[Dataset records]
^^^^
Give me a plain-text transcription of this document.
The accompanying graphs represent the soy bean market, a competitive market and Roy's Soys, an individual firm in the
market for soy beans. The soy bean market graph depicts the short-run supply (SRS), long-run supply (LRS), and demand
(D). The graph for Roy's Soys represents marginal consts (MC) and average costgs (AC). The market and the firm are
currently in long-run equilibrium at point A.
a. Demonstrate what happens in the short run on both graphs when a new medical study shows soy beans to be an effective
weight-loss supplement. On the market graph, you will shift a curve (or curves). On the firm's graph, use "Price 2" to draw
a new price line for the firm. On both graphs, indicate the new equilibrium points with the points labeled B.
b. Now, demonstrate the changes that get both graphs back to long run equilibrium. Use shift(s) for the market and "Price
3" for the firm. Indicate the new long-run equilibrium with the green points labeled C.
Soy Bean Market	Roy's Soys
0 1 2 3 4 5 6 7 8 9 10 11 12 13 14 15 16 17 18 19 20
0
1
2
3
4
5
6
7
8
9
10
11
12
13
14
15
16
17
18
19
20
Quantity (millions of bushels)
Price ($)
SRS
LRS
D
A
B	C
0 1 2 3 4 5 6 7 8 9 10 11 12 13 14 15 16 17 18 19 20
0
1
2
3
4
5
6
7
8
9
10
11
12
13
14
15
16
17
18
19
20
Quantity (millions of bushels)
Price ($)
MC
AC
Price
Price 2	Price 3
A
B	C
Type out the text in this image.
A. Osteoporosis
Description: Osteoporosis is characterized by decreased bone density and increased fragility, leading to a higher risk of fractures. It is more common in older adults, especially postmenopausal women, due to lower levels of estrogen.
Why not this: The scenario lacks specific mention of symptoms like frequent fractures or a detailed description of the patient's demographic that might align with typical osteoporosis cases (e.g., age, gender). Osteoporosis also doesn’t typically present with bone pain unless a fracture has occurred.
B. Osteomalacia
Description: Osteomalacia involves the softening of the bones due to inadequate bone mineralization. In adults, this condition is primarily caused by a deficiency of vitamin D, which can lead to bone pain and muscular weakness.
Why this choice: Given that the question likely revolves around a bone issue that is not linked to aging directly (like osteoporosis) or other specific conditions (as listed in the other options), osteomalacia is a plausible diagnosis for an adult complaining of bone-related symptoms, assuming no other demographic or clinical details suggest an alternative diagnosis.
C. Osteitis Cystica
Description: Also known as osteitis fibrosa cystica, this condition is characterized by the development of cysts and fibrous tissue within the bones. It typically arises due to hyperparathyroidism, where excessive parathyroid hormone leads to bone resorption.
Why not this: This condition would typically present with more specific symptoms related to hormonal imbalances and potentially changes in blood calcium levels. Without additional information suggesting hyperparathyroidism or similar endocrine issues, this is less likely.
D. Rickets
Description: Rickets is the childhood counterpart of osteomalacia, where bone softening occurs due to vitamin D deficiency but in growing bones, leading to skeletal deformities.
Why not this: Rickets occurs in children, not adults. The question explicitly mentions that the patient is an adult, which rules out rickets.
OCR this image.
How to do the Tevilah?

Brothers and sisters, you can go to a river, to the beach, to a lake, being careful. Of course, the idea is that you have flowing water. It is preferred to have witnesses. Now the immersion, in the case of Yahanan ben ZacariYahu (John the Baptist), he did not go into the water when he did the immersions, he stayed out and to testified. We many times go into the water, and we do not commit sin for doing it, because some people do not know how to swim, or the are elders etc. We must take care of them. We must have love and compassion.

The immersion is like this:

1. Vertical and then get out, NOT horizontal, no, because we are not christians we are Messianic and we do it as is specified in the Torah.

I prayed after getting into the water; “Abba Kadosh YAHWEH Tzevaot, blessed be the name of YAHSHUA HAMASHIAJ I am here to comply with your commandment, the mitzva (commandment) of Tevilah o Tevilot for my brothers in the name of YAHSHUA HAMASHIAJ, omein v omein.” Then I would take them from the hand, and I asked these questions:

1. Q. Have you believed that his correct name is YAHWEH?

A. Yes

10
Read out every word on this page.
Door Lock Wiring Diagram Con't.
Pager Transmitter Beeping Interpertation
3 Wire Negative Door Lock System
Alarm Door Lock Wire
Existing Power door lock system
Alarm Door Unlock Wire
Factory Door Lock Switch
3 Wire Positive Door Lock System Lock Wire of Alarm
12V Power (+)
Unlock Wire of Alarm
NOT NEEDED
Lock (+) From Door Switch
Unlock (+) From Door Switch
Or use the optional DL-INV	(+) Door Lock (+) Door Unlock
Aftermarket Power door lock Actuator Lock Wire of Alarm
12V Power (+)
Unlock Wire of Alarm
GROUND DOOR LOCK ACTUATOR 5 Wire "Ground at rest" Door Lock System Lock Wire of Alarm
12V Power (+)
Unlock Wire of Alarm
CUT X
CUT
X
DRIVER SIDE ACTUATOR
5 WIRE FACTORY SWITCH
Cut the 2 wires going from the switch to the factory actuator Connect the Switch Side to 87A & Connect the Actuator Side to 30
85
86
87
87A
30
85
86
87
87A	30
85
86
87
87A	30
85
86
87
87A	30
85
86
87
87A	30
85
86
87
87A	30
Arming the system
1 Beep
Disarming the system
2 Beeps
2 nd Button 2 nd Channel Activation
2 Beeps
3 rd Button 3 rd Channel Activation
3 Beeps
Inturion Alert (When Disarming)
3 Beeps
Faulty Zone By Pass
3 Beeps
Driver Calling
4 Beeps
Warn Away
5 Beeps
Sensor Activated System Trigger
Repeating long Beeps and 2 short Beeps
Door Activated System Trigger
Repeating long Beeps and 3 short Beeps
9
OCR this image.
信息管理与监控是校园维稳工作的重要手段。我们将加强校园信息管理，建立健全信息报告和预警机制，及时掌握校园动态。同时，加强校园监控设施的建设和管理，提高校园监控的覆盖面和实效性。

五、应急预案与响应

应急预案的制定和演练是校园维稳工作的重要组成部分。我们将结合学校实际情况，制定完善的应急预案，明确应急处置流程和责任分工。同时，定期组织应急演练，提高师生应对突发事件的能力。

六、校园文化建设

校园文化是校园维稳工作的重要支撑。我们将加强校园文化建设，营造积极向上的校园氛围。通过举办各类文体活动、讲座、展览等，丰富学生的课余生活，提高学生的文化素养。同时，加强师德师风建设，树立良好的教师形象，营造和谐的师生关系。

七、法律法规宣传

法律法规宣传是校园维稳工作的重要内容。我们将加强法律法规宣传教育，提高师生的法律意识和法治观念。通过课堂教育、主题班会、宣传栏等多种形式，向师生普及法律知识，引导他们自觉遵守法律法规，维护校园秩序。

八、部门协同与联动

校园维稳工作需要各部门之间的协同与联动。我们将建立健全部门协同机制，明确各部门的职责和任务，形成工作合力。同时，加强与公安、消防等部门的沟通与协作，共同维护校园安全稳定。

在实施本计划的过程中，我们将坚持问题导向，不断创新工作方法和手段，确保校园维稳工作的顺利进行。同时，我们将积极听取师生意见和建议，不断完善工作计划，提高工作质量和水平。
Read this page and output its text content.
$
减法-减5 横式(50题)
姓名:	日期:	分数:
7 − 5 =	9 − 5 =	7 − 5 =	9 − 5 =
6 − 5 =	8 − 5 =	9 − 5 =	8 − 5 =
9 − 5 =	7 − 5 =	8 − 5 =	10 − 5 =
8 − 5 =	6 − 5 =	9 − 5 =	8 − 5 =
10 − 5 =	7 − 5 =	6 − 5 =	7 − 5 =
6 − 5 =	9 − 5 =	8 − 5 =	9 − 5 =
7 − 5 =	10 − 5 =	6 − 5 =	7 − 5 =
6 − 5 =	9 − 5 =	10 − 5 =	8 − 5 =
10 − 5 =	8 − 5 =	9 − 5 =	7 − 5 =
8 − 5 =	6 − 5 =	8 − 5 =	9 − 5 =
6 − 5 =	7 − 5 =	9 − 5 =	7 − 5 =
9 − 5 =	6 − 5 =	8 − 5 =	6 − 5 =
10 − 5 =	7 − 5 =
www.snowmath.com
^^^^
_Brief_
Search the records for the string "Alarm" and return every line in which it occurs.

_Exercise solution_
Alarm Door Lock Wire
Alarm Door Unlock Wire
3 Wire Positive Door Lock System Lock Wire of Alarm
Unlock Wire of Alarm
Aftermarket Power door lock Actuator Lock Wire of Alarm
Unlock Wire of Alarm
GROUND DOOR LOCK ACTUATOR 5 Wire "Ground at rest" Door Lock System Lock Wire of Alarm
Unlock Wire of Alarm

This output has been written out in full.